**Work to be completed**
Reproduce every line in the listing that contains the word "presente".

**Supplied records**

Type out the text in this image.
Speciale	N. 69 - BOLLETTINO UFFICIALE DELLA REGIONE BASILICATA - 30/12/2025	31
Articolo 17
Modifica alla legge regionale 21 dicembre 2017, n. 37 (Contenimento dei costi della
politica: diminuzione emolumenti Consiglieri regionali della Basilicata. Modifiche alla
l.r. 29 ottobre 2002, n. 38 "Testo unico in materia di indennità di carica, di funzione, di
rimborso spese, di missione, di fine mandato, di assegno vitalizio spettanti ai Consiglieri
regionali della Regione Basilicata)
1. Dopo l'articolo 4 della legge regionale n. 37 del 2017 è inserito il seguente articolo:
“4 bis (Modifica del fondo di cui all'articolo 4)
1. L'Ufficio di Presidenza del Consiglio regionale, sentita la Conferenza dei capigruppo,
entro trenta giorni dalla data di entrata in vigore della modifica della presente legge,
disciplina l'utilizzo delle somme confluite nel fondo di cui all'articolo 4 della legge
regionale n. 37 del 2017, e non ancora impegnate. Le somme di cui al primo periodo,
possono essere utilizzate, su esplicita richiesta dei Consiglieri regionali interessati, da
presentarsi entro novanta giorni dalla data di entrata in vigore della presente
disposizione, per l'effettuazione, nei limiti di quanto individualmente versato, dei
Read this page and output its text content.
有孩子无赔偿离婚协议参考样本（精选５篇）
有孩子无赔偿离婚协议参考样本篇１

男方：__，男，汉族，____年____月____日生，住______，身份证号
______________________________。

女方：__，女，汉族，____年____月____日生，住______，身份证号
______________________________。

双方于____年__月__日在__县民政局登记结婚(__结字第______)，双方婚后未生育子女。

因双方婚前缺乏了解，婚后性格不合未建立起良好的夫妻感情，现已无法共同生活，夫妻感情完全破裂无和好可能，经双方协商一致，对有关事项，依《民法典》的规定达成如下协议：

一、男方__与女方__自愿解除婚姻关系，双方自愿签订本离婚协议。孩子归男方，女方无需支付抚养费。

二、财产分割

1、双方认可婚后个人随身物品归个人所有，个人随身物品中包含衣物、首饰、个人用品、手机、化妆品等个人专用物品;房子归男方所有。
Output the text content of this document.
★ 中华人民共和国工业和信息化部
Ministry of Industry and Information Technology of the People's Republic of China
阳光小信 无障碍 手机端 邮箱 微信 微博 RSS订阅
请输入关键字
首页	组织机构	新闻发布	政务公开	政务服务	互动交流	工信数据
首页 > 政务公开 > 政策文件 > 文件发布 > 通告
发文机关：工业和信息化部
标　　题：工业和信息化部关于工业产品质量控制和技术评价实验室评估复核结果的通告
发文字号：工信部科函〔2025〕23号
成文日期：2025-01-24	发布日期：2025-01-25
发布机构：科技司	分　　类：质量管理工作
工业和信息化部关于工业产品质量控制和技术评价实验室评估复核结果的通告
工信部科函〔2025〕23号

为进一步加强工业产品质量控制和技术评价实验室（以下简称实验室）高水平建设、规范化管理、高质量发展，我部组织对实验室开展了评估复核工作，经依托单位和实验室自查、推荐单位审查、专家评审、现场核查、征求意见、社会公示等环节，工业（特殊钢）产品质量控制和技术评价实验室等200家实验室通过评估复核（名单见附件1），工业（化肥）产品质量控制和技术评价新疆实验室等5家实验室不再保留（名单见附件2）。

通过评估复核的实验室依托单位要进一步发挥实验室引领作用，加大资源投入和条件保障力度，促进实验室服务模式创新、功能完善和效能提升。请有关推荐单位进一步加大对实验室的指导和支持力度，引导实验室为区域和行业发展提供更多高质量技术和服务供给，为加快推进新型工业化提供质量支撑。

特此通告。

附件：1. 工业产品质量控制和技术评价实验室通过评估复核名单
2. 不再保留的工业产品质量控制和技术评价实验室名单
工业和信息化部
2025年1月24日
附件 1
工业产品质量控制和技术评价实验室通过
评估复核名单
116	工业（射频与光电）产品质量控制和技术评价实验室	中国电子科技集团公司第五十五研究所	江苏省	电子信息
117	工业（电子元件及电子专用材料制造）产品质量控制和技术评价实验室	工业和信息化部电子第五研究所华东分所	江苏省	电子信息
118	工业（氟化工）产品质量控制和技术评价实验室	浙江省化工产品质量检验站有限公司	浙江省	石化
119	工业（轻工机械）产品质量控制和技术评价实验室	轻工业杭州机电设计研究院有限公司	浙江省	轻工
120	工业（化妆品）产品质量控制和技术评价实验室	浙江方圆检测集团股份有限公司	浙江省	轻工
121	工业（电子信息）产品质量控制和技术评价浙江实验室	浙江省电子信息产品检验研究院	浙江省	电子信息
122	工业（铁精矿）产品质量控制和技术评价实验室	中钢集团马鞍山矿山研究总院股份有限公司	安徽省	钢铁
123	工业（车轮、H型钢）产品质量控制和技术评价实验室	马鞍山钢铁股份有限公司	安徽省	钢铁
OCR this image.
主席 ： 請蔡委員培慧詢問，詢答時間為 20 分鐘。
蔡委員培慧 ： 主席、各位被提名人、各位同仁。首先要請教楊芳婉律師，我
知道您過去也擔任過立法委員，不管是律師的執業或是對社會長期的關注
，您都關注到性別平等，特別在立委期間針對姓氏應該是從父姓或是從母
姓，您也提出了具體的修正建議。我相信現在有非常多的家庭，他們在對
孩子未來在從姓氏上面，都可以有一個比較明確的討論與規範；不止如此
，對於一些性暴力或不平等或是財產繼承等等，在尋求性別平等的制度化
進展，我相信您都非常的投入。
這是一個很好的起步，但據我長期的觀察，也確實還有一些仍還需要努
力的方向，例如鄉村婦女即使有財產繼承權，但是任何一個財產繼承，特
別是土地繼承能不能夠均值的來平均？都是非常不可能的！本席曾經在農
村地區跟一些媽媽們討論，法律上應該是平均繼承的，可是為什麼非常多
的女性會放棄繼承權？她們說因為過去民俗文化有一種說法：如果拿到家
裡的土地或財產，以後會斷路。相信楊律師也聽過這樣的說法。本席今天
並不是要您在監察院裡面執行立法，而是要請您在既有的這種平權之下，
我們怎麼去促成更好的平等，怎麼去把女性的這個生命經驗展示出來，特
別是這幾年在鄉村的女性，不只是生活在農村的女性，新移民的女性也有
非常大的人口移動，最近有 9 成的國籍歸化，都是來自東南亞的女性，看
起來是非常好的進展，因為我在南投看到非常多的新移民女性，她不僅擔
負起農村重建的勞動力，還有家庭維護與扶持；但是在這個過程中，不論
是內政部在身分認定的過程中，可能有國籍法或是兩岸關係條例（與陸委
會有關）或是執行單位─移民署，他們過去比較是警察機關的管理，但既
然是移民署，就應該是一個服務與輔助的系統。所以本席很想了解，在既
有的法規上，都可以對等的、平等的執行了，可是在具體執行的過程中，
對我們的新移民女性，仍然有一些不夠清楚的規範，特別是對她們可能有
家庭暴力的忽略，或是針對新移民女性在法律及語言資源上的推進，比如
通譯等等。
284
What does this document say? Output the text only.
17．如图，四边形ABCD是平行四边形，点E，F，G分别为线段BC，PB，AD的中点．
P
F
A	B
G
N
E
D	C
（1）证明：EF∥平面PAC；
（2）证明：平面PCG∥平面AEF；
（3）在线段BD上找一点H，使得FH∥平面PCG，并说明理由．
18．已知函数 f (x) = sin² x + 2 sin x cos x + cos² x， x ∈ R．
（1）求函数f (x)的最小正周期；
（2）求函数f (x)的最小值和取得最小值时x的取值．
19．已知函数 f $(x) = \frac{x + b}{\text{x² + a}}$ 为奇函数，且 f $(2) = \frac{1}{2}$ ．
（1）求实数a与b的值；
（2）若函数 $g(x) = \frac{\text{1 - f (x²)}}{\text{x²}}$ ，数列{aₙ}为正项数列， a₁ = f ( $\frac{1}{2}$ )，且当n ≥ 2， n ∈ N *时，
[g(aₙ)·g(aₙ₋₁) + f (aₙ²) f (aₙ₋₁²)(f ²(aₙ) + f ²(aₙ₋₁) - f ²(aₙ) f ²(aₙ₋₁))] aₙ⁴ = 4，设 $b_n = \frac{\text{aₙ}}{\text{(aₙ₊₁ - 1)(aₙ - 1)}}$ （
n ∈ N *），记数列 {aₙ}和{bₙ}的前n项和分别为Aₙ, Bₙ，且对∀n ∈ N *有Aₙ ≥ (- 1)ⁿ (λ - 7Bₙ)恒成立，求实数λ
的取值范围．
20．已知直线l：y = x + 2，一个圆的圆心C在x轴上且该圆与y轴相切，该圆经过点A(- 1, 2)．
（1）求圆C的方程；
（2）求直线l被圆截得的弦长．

**Exercise answer**
entro trenta giorni dalla data di entrata in vigore della modifica della presente legge,
presentarsi entro novanta giorni dalla data di entrata in vigore della presente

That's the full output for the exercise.